**Listed entries**:
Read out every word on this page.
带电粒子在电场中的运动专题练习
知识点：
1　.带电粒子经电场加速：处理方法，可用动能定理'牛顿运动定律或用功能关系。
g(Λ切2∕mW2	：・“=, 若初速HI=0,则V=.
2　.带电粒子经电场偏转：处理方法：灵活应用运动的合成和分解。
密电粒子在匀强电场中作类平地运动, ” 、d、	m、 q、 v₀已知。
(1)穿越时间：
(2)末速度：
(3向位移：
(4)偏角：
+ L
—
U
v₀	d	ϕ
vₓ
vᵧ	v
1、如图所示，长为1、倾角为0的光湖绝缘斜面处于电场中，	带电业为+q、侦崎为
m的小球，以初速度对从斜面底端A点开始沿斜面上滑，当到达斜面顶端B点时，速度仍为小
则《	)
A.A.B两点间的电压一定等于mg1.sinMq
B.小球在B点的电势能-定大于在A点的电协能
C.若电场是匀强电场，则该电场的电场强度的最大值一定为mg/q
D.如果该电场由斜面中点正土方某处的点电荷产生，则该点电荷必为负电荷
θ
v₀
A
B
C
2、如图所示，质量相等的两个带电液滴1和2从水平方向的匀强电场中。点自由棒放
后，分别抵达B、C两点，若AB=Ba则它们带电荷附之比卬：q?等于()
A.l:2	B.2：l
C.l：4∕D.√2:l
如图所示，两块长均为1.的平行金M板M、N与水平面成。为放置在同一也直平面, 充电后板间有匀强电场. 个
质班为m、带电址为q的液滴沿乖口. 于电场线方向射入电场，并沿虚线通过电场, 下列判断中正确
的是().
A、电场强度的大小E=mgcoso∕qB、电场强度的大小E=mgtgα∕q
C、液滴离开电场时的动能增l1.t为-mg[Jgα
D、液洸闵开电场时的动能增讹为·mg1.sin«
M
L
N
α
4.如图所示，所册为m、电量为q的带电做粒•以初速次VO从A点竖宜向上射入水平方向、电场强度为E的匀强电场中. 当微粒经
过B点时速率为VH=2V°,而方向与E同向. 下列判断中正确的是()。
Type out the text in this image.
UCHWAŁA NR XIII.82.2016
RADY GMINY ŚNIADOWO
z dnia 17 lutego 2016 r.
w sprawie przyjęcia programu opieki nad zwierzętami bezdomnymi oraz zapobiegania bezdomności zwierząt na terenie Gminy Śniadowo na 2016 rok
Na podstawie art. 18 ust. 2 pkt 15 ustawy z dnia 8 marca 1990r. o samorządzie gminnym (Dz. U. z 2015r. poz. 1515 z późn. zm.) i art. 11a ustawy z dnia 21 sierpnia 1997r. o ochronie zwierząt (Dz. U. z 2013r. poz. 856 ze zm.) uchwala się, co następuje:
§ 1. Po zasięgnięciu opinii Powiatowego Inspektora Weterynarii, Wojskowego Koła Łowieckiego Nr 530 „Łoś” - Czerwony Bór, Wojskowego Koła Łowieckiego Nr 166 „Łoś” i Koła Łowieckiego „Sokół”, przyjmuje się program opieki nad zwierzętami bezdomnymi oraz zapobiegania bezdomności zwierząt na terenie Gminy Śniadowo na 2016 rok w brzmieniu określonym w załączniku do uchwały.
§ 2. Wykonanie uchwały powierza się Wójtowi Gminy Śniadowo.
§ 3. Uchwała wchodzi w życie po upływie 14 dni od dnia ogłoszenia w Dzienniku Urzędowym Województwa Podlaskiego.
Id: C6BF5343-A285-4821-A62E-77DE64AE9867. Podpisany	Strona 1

**Goal of the exercise**:
In the material above, find each line that contains the word "dnia", and select it.

**Response**:
z dnia 17 lutego 2016 r.
Na podstawie art. 18 ust. 2 pkt 15 ustawy z dnia 8 marca 1990r. o samorządzie gminnym (Dz. U. z 2015r. poz. 1515 z późn. zm.) i art. 11a ustawy z dnia 21 sierpnia 1997r. o ochronie zwierząt (Dz. U. z 2013r. poz. 856 ze zm.) uchwala się, co następuje:
§ 3. Uchwała wchodzi w życie po upływie 14 dni od dnia ogłoszenia w Dzienniku Urzędowym Województwa Podlaskiego.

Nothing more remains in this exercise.